**SUPPLIED DATA:**
— START —

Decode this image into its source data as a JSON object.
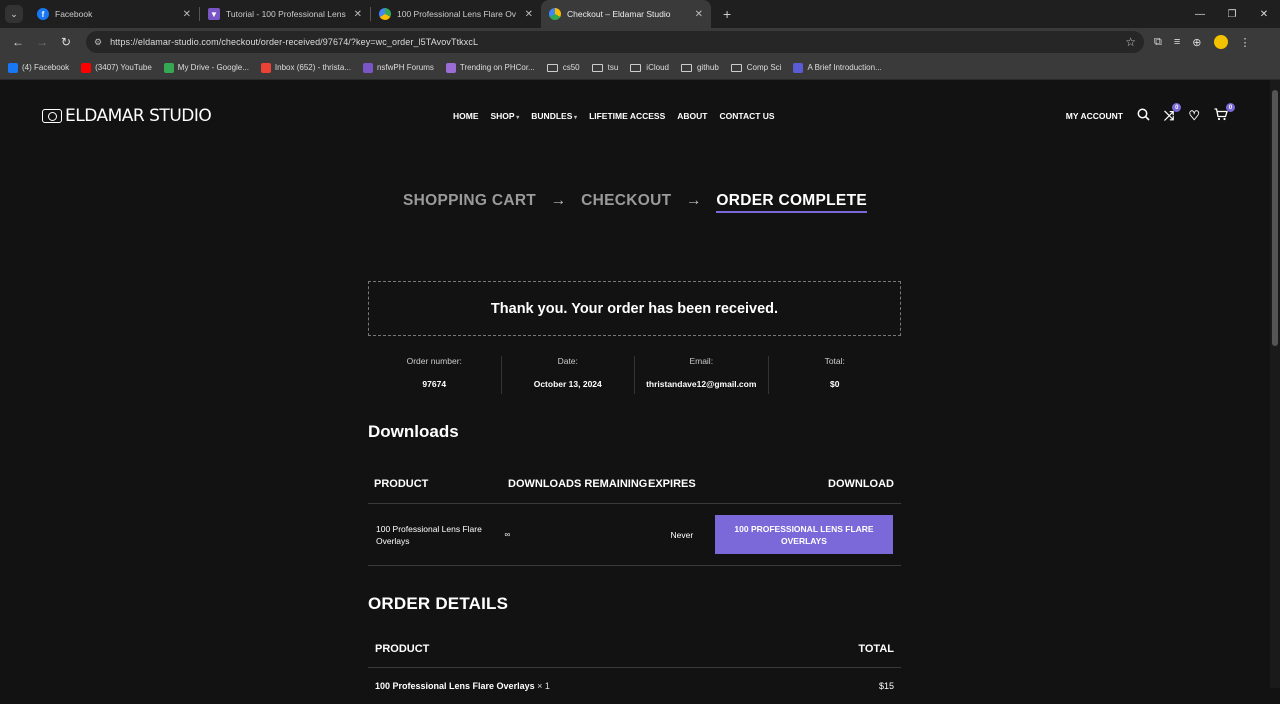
{
  "browser": {
    "tabs": [
      {
        "title": "Facebook",
        "icon": "facebook-icon",
        "color": "#1877f2"
      },
      {
        "title": "Tutorial - 100 Professional Lens",
        "icon": "nsfw-icon",
        "color": "#7a55c7"
      },
      {
        "title": "100 Professional Lens Flare Ov",
        "icon": "drive-icon",
        "color": "#34a853"
      },
      {
        "title": "Checkout – Eldamar Studio",
        "icon": "drive-icon",
        "color": "#fbbc04"
      }
    ],
    "url": "https://eldamar-studio.com/checkout/order-received/97674/?key=wc_order_l5TAvovTtkxcL",
    "bookmarks": [
      {
        "label": "(4) Facebook",
        "type": "site",
        "color": "#1877f2"
      },
      {
        "label": "(3407) YouTube",
        "type": "site",
        "color": "#ff0000"
      },
      {
        "label": "My Drive - Google...",
        "type": "site",
        "color": "#34a853"
      },
      {
        "label": "Inbox (652) - thrista...",
        "type": "site",
        "color": "#ea4335"
      },
      {
        "label": "nsfwPH Forums",
        "type": "site",
        "color": "#7a55c7"
      },
      {
        "label": "Trending on PHCor...",
        "type": "site",
        "color": "#9b6bd6"
      },
      {
        "label": "cs50",
        "type": "folder"
      },
      {
        "label": "tsu",
        "type": "folder"
      },
      {
        "label": "iCloud",
        "type": "folder"
      },
      {
        "label": "github",
        "type": "folder"
      },
      {
        "label": "Comp Sci",
        "type": "folder"
      },
      {
        "label": "A Brief Introduction...",
        "type": "site",
        "color": "#5b5bd6"
      }
    ]
  },
  "site": {
    "logo": "ELDAMAR STUDIO",
    "nav": [
      "HOME",
      "SHOP",
      "BUNDLES",
      "LIFETIME ACCESS",
      "ABOUT",
      "CONTACT US"
    ],
    "account": "MY ACCOUNT",
    "compare_count": "0",
    "cart_count": "0",
    "accent": "#7b68d9"
  },
  "steps": {
    "cart": "SHOPPING CART",
    "checkout": "CHECKOUT",
    "complete": "ORDER COMPLETE"
  },
  "order": {
    "thank_you": "Thank you. Your order has been received.",
    "number_label": "Order number:",
    "number": "97674",
    "date_label": "Date:",
    "date": "October 13, 2024",
    "email_label": "Email:",
    "email": "thristandave12@gmail.com",
    "total_label": "Total:",
    "total": "$0"
  },
  "downloads": {
    "title": "Downloads",
    "headers": [
      "PRODUCT",
      "DOWNLOADS REMAINING",
      "EXPIRES",
      "DOWNLOAD"
    ],
    "row": {
      "product": "100 Professional Lens Flare Overlays",
      "remaining": "∞",
      "expires": "Never",
      "button": "100 PROFESSIONAL LENS FLARE OVERLAYS"
    }
  },
  "order_details": {
    "title": "ORDER DETAILS",
    "headers": [
      "PRODUCT",
      "TOTAL"
    ],
    "row": {
      "product": "100 Professional Lens Flare Overlays",
      "qty": "× 1",
      "total": "$15"
    }
  }
}
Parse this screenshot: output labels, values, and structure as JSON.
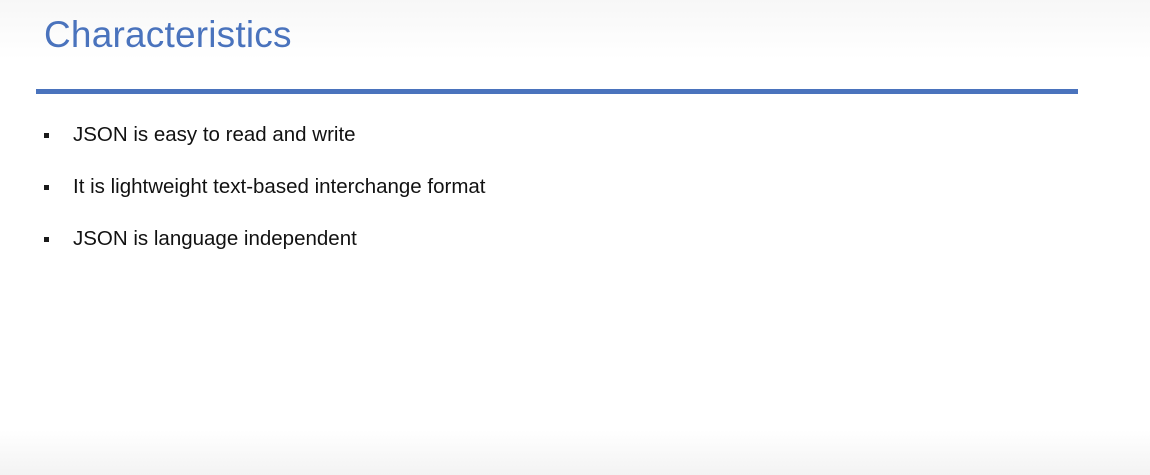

— END —

**WRITTEN TASK:**
Which lines hold the word "received"? Copy each of them from the records.

**SOLVED PROBLEM:**
    "url": "https://eldamar-studio.com/checkout/order-received/97674/?key=wc_order_l5TAvovTtkxcL",
    "thank_you": "Thank you. Your order has been received.",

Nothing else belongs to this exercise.